**** Material shown

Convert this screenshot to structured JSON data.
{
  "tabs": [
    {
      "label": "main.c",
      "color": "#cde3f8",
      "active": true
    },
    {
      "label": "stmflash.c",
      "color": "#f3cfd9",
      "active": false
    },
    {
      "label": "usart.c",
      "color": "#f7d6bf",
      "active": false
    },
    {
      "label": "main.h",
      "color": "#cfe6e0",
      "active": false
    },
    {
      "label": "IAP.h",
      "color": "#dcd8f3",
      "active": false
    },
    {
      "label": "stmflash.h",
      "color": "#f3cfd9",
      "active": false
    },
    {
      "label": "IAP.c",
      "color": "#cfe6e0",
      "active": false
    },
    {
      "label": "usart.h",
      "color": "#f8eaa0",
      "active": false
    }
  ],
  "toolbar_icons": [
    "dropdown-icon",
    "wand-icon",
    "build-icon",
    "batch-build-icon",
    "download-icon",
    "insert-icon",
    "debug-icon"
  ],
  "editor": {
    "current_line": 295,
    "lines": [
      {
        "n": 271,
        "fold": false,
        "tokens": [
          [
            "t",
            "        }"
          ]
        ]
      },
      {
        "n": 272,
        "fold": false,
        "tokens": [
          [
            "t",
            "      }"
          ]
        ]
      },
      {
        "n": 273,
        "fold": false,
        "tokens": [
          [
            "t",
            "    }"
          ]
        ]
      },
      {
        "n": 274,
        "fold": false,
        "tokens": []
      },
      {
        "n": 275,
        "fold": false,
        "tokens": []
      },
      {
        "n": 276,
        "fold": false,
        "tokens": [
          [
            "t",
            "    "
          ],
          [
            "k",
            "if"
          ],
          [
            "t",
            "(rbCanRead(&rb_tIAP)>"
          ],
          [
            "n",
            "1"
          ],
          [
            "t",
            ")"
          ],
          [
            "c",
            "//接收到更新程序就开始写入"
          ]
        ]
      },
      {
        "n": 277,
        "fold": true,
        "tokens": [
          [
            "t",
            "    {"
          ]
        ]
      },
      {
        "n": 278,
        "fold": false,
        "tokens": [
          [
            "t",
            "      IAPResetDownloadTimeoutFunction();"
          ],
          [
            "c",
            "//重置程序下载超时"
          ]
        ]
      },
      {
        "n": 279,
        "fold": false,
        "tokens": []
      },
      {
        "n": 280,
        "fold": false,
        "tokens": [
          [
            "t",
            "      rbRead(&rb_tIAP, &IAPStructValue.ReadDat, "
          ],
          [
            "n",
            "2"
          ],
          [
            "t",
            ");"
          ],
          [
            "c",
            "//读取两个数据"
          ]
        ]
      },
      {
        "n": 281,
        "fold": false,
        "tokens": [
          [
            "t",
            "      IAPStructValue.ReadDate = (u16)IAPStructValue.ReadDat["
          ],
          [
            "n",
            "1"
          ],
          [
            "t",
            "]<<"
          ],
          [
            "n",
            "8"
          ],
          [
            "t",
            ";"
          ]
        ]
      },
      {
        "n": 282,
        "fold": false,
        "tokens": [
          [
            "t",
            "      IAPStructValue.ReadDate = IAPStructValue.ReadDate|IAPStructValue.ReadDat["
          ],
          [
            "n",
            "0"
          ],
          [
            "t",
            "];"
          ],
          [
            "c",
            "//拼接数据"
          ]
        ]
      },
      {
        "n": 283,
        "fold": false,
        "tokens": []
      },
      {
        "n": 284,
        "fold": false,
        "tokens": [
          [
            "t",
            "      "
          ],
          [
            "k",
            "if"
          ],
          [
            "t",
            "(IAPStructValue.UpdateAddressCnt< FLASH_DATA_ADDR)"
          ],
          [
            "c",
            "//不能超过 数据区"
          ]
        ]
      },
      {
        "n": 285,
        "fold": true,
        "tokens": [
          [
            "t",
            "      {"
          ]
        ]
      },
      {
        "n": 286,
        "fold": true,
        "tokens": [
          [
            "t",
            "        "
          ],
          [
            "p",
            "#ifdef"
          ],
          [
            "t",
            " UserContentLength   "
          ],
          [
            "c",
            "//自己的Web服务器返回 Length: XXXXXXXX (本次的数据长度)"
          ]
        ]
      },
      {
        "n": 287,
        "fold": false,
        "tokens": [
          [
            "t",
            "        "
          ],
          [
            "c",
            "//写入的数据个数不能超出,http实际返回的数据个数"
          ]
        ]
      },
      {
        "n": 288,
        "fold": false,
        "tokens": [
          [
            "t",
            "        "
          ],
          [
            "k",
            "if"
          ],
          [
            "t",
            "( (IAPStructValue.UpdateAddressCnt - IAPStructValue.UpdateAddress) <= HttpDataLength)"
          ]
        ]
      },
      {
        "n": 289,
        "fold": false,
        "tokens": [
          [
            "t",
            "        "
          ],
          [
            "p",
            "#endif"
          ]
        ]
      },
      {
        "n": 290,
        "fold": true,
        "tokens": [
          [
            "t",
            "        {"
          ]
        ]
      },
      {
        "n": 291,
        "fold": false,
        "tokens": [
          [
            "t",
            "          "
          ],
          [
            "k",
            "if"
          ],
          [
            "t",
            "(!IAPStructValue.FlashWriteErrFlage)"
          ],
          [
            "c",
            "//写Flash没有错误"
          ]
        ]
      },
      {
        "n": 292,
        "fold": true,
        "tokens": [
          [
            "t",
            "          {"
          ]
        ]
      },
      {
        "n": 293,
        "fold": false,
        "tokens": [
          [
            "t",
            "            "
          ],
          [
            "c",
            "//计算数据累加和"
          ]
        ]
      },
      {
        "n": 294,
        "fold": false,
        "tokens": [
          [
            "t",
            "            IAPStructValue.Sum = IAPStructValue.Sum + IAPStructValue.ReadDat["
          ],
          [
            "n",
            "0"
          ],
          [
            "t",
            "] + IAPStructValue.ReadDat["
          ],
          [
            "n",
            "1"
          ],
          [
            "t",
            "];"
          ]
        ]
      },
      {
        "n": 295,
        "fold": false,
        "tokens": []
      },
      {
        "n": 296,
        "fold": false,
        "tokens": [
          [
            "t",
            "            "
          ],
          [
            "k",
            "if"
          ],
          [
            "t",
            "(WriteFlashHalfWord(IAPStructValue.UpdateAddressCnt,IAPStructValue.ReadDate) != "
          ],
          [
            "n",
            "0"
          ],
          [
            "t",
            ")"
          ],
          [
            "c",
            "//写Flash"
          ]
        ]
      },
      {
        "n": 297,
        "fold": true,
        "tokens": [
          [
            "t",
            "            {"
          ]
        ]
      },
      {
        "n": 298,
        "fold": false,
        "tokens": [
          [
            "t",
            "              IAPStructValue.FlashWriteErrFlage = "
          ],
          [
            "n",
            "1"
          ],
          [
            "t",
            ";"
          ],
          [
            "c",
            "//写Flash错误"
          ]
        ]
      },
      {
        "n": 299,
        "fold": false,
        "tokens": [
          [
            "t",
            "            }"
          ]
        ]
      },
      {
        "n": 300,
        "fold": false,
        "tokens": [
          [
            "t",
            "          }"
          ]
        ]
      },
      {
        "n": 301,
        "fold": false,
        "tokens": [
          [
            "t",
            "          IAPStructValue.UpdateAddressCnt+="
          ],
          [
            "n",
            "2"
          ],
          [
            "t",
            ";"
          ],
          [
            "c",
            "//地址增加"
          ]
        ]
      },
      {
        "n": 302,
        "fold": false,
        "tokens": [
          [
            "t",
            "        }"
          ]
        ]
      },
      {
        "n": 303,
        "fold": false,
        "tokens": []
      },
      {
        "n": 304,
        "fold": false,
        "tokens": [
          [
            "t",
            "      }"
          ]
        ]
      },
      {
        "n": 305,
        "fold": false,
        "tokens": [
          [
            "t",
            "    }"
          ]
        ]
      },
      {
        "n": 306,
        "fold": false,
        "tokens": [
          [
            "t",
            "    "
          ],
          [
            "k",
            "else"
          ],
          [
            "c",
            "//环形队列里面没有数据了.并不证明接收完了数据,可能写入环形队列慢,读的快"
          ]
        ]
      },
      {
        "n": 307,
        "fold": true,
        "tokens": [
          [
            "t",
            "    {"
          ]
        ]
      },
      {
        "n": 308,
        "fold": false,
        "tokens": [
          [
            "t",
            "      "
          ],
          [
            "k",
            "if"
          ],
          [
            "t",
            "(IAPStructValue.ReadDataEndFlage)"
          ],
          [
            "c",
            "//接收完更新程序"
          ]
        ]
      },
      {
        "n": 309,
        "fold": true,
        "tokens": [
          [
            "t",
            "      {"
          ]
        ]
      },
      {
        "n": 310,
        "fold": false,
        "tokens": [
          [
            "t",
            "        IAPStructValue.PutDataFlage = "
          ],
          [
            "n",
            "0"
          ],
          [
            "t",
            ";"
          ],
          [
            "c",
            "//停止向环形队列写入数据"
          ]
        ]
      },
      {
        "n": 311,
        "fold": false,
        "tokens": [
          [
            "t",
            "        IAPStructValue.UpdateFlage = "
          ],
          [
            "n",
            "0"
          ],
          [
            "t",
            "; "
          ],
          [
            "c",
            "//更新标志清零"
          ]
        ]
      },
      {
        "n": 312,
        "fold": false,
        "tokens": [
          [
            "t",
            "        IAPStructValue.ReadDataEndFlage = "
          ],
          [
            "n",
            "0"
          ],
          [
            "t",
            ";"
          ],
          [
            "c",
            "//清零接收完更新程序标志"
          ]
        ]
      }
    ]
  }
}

********

§ Short task
Pick out all the lines with the word "UpdateAddressCnt" in them and copy them.

§ Worked answer
            "(IAPStructValue.UpdateAddressCnt< FLASH_DATA_ADDR)"
            "( (IAPStructValue.UpdateAddressCnt - IAPStructValue.UpdateAddress) <= HttpDataLength)"
            "(WriteFlashHalfWord(IAPStructValue.UpdateAddressCnt,IAPStructValue.ReadDate) != "
            "          IAPStructValue.UpdateAddressCnt+="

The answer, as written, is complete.